AIM OF THE EXERCISE |
Pick up the Effiong Dickson Bob biography below and carry it on from its last sentence.

DOCUMENT EXTRACT |
* * * * *

Pro Chancellor and Chairman of the Governing Council, University of Benin
- Incumbent
- Assumed office 15 January 2013

Senator for Akwa Ibom North East
- In office 29 May 2003 – 29 May 2011
- Preceded by: John James Akpan Udo-Edehe
- Succeeded by: Ita Enang

Personal details
- Born: 1 October 1959 (age 66) Nsit Ubium LGA, Akwa Ibom State, Nigeria
- Spouse: Comfort Bob
- Children: 3

= Effiong Dickson Bob =

Nigerian politician

Effiong Dickson Bob (born 1 October 1959) from Ikot Ekwere, Ubium in Akwa Ibom State is the Pro Chancellor of the University of Benin. He was elected Senator for the Akwa Ibom North East Senatorial District of Akwa Ibom State, Nigeria. He took office on 29 May 2003, and was re-elected in 2007 and served till 2011. He is a member of the People's Democratic Party (PDP).

==Education==

He was born in Nsit Ubium Local Government Area in the Etinan Federal Constituency of Akwa Ibom state on 1 October 1959.

He attended Government Primary School, Ikot Ekwere Ubium where he obtained a First Leaving School Certificate in 1971. From there he proceeded to Salvation Army Secondary School, Akai Ubium where he schooled from 1973 to 1977 after which he obtained the ordinary Level, West African School Certificate. He then attended the School of Arts and Science, Uyo where he was from 1977 to 1979 and finished with the GCE A Level.

He obtained a bachelor's degree (LLB) in Law from the University of Lagos.
He thereafter attended the Nigerian Law School in Victoria Island, Lagos where he obtained the BL degree and was called to the Nigerian Bar in 1984.

==Career==

===Early career===
Bob worked with the Land Allocation Advisory Committee, Ikot Ekpene as its pioneer secretary from 1979 to 1980 before proceeding to the university to study law. On graduation Bob took part in the Nigerian Youth Service Corps (NYSC), and served for one year with Chief A. A. Oguntuwashe's Chambers in Ado Ekiti. After service he went on to work with G. A. Ikott & Co. Legal practitioners, Eket from 1985 to 1987.

===Political career===
Bob had always had an interest in law from the perspective of benefiting those who could not speak for themselves. This passion drove him into the political space where he began as a Councilor. He was Councilor for Works And Transport in the Nsit Ubium Local Government Area in 1990, and then was elected to the Akwa Ibom State House of Assembly (1992–1993) and was appointed Deputy Speaker. While in the State House of Assembly he served at different times in the House Committees on Public Accounts, Industries and Human Rights and Public Petitions.

Bob was Chairman of the Nsit Ubium LGA from 1996 to 1997. He was appointed Attorney General and Commissioner for Justice in Akwa Ibom State (1999–2002).

On Nigeria's return to democracy, Bob was appointed by the Victor Attah led government of Akwa Ibom State as Attorney General and Commissioner of Justice and served a term of four years. During his time as Attorney General he served as Member, Akwa Ibom State Judicial Commission; Director, Anchor Insurance Company Ltd; and Director, Akwa Ibom Savings and Loans Ltd.

* * * * *

RAW DATA |

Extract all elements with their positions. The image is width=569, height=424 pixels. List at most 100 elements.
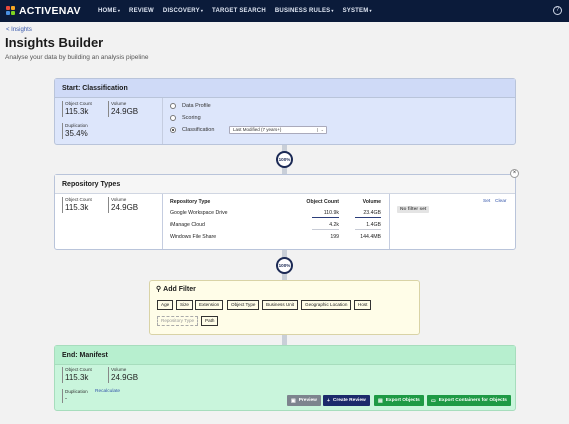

* * * * *

IN RESPONSE |
===Senate career===
Bob was elected Senator for the Akwa Ibom North East constituency in April 2003 on the PDP platform, and was reelected in April 2007. After taking his seat in the Senate in June 2007, Bob was appointed, at various times over his double tenure, as chairman to committees on Senate Services, Finance, Culture and Tourism, Power and Steel, and Local and Foreign Debts. He also served as chairman, Ad hoc Committee on Investigating illegal Withdrawals From the Excess Crude Fund Without Authorization from the National Assembly. He also was a member of the delegation that witnessed the signing of the final exit of the Paris Club Debt in Paris, France. Other committees he served on as member included: Committees on Appropriations, Air Force, Communications, Education, Privatization, Establishment and Public Services, Foreign Affairs, Christians Pilgrims Committee, and Committee on Information.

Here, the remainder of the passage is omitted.